**Given problem**
Take the records underneath and set them down exactly.

**** Data excerpts

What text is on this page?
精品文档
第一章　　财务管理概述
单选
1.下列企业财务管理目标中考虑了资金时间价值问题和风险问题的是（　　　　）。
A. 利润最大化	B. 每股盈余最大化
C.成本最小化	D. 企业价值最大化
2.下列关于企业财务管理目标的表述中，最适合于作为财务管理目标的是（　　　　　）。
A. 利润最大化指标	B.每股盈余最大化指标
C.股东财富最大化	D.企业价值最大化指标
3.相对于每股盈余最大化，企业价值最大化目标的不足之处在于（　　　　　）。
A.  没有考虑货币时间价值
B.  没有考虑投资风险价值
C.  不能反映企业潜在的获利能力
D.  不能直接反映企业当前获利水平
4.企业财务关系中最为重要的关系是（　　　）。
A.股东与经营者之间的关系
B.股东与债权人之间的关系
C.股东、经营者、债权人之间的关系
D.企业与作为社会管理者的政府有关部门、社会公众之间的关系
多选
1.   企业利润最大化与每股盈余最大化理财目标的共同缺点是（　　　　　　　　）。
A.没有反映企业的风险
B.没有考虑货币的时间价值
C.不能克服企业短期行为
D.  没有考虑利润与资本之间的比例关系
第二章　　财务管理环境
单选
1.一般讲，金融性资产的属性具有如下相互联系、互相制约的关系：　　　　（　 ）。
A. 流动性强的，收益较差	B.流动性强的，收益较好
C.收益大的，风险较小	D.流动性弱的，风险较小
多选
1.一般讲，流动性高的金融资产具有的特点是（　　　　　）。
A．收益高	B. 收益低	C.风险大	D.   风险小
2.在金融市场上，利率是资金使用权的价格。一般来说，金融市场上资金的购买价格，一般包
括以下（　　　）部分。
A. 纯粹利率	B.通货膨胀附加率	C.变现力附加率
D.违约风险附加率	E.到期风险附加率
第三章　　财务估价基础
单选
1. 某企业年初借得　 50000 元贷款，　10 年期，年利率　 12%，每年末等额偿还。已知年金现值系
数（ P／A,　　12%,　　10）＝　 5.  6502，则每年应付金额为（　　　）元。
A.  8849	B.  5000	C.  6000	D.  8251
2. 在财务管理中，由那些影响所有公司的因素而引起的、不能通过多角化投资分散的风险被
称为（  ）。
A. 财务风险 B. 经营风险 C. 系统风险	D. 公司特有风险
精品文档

********

**Task solution**
What text is on this page?
精品文档
第一章　　财务管理概述
单选
1.下列企业财务管理目标中考虑了资金时间价值问题和风险问题的是（　　　　）。
A. 利润最大化	B. 每股盈余最大化
C.成本最小化	D. 企业价值最大化
2.下列关于企业财务管理目标的表述中，最适合于作为财务管理目标的是（　　　　　）。
A. 利润最大化指标	B.每股盈余最大化指标
C.股东财富最大化	D.企业价值最大化指标
3.相对于每股盈余最大化，企业价值最大化目标的不足之处在于（　　　　　）。
A.  没有考虑货币时间价值
B.  没有考虑投资风险价值
C.  不能反映企业潜在的获利能力
D.  不能直接反映企业当前获利水平
4.企业财务关系中最为重要的关系是（　　　）。
A.股东与经营者之间的关系
B.股东与债权人之间的关系
C.股东、经营者、债权人之间的关系
D.企业与作为社会管理者的政府有关部门、社会公众之间的关系
多选
1.   企业利润最大化与每股盈余最大化理财目标的共同缺点是（　　　　　　　　）。
A.没有反映企业的风险
B.没有考虑货币的时间价值
C.不能克服企业短期行为
D.  没有考虑利润与资本之间的比例关系
第二章　　财务管理环境
单选
1.一般讲，金融性资产的属性具有如下相互联系、互相制约的关系：　　　　（　 ）。
A. 流动性强的，收益较差	B.流动性强的，收益较好
C.收益大的，风险较小	D.流动性弱的，风险较小
多选
1.一般讲，流动性高的金融资产具有的特点是（　　　　　）。
A．收益高	B. 收益低	C.风险大	D.   风险小
2.在金融市场上，利率是资金使用权的价格。一般来说，金融市场上资金的购买价格，一般包
括以下（　　　）部分。
A. 纯粹利率	B.通货膨胀附加率	C.变现力附加率
D.违约风险附加率	E.到期风险附加率
第三章　　财务估价基础
单选
1. 某企业年初借得　 50000 元贷款，　10 年期，年利率　 12%，每年末等额偿还。已知年金现值系
数（ P／A,　　12%,　　10）＝　 5.  6502，则每年应付金额为（　　　）元。
A.  8849	B.  5000	C.  6000	D.  8251
2. 在财务管理中，由那些影响所有公司的因素而引起的、不能通过多角化投资分散的风险被
称为（  ）。
A. 财务风险 B. 经营风险 C. 系统风险	D. 公司特有风险
精品文档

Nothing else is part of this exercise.